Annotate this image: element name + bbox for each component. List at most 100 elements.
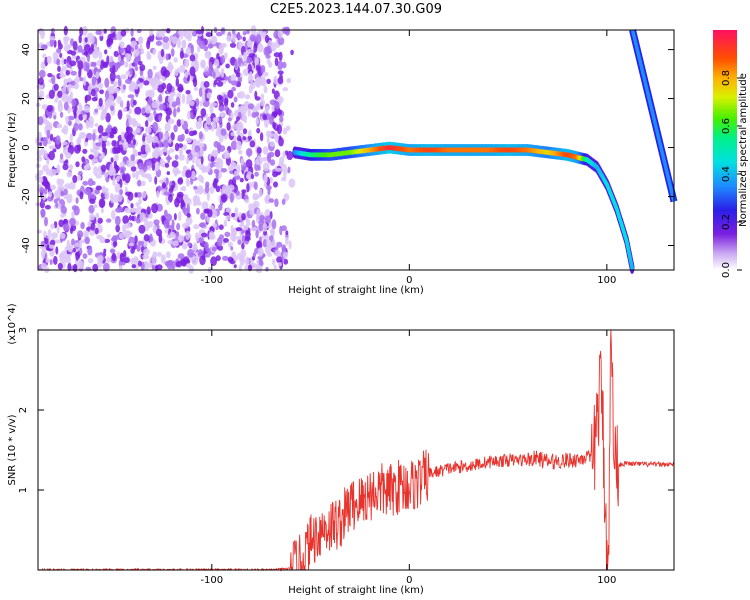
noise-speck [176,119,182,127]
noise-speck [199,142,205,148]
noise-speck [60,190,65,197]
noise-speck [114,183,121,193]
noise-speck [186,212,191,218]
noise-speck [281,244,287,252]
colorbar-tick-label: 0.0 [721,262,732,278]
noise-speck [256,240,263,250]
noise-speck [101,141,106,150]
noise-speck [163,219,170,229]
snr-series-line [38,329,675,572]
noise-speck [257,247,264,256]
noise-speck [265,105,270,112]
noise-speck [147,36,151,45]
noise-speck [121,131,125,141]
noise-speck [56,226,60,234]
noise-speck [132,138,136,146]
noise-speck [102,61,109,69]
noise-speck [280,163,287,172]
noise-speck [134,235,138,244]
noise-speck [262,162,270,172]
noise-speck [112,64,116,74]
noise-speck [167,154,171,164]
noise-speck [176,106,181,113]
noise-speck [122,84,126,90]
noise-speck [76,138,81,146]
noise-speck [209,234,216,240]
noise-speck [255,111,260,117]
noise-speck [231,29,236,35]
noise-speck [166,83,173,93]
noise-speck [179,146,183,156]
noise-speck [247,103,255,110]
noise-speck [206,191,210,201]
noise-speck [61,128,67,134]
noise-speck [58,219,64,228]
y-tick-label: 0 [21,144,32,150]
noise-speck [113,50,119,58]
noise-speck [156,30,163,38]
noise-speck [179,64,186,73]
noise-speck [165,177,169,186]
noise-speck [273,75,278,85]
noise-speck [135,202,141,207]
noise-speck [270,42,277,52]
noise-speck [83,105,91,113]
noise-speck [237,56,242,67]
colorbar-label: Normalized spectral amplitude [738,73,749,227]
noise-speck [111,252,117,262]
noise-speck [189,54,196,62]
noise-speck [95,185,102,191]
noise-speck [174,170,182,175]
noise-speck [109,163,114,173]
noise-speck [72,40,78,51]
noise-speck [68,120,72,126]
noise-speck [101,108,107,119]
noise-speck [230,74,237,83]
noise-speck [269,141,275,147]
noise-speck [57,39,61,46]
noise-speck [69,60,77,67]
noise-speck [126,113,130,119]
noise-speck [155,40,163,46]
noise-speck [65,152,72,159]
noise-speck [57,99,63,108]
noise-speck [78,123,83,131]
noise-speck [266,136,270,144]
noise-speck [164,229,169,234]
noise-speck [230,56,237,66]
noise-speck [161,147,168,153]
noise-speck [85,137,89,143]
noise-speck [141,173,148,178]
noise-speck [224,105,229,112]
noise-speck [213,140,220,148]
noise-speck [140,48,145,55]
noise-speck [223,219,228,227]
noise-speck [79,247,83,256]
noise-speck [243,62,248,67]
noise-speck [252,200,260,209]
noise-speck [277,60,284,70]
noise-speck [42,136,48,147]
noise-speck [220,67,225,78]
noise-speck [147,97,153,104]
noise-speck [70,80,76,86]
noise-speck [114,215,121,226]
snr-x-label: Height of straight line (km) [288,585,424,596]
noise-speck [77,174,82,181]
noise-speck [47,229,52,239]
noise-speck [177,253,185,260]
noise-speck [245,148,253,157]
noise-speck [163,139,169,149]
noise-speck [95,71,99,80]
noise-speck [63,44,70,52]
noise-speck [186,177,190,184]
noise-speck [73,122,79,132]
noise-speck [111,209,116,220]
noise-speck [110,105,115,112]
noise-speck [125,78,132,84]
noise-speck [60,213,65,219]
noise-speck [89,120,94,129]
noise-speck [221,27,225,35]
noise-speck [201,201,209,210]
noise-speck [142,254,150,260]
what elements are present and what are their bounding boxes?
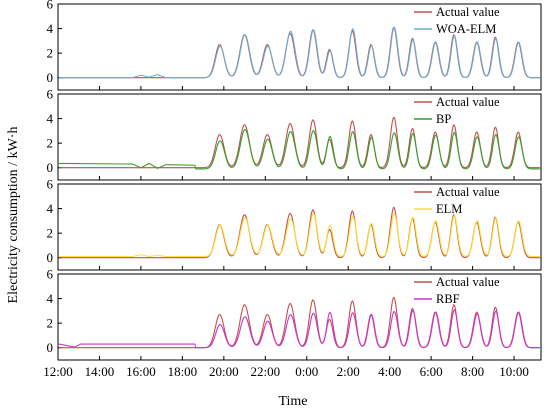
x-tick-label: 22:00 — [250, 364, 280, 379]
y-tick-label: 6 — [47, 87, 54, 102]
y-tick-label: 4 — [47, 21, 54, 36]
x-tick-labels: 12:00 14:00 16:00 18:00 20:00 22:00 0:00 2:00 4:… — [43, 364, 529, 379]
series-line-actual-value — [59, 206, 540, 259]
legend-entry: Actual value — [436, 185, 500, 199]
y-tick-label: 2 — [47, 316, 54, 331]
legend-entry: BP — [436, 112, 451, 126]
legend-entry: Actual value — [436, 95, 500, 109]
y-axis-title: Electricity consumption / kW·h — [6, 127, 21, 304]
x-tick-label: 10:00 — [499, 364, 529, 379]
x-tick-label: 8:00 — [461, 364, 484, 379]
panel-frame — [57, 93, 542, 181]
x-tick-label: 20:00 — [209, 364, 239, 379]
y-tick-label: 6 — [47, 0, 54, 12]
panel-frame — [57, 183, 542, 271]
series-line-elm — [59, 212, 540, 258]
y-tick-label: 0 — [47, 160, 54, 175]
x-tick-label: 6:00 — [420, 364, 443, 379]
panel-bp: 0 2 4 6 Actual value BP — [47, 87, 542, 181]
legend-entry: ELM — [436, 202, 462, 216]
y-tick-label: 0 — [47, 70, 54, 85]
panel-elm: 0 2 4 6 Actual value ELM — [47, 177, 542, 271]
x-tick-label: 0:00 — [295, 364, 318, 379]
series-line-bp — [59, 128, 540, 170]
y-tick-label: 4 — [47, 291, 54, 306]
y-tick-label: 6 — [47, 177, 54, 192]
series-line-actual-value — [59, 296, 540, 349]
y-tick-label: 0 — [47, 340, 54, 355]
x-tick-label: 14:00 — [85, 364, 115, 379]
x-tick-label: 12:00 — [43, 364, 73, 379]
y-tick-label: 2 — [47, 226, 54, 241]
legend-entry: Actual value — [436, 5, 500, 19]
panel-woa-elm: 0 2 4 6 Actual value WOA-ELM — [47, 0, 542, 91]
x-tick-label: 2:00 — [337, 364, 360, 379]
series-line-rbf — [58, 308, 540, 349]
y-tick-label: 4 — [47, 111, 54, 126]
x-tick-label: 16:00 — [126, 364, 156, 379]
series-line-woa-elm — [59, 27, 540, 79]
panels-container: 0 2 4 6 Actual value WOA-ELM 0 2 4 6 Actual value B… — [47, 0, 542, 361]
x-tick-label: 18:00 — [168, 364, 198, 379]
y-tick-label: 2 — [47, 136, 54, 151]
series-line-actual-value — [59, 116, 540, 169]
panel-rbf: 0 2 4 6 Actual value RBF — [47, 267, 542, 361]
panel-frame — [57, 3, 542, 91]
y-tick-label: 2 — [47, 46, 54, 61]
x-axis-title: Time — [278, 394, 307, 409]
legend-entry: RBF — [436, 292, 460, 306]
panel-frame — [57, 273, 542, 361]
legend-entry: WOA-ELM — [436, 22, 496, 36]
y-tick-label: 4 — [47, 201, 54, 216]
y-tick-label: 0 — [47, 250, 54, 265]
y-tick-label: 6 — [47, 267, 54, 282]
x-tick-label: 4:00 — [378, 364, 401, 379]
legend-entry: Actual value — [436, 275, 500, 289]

* * *

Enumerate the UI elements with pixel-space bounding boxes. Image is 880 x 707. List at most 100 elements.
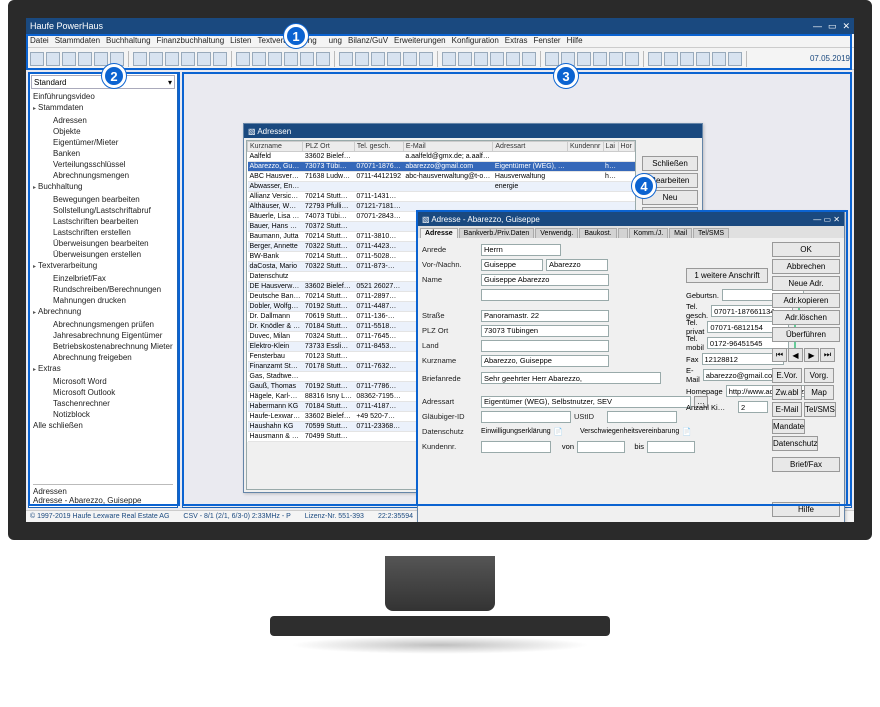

● Énoncé: Mettez en liste numérotée les lignes allant de celle qui contient « what elements are » à celle qui contient « series-line-woa-elm — [59, 27, 540, 79] », toutes deux incluses. Omettez les lignes vides et ne reprenez pas les images.

● Corrigé:
1. what elements are present and what are their bounding boxes?
2. x-tick-label: 22:00 — [250, 364, 280, 379]
3. y-tick-label: 6 — [47, 87, 54, 102]
4. y-tick-label: 4 — [47, 21, 54, 36]
5. x-tick-labels: 12:00 14:00 16:00 18:00 20:00 22:00 0:00 2:00 4:… — [43, 364, 529, 379]
6. series-line-actual-value — [59, 206, 540, 259]
7. legend-entry: Actual value — [436, 185, 500, 199]
8. y-tick-label: 2 — [47, 316, 54, 331]
9. legend-entry: BP — [436, 112, 451, 126]
10. legend-entry: Actual value — [436, 95, 500, 109]
11. y-axis-title: Electricity consumption / kW·h — [6, 127, 21, 304]
12. x-tick-label: 10:00 — [499, 364, 529, 379]
13. x-tick-label: 8:00 — [461, 364, 484, 379]
14. panel-frame — [57, 93, 542, 181]
15. x-tick-label: 20:00 — [209, 364, 239, 379]
16. y-tick-label: 6 — [47, 0, 54, 12]
17. panel-frame — [57, 183, 542, 271]
18. series-line-elm — [59, 212, 540, 258]
19. y-tick-label: 0 — [47, 160, 54, 175]
20. x-tick-label: 6:00 — [420, 364, 443, 379]
21. panel-bp: 0 2 4 6 Actual value BP — [47, 87, 542, 181]
22. legend-entry: ELM — [436, 202, 462, 216]
23. y-tick-label: 0 — [47, 70, 54, 85]
24. panel-elm: 0 2 4 6 Actual value ELM — [47, 177, 542, 271]
25. x-tick-label: 0:00 — [295, 364, 318, 379]
26. series-line-bp — [59, 128, 540, 170]
27. y-tick-label: 4 — [47, 291, 54, 306]
28. y-tick-label: 6 — [47, 177, 54, 192]
29. series-line-actual-value — [59, 296, 540, 349]
30. y-tick-label: 0 — [47, 340, 54, 355]
31. x-tick-label: 14:00 — [85, 364, 115, 379]
32. x-tick-label: 12:00 — [43, 364, 73, 379]
33. y-tick-label: 2 — [47, 226, 54, 241]
34. legend-entry: Actual value — [436, 5, 500, 19]
35. panel-woa-elm: 0 2 4 6 Actual value WOA-ELM — [47, 0, 542, 91]
36. x-tick-label: 2:00 — [337, 364, 360, 379]
37. series-line-rbf — [58, 308, 540, 349]
38. y-tick-label: 4 — [47, 111, 54, 126]
39. x-tick-label: 16:00 — [126, 364, 156, 379]
40. series-line-woa-elm — [59, 27, 540, 79]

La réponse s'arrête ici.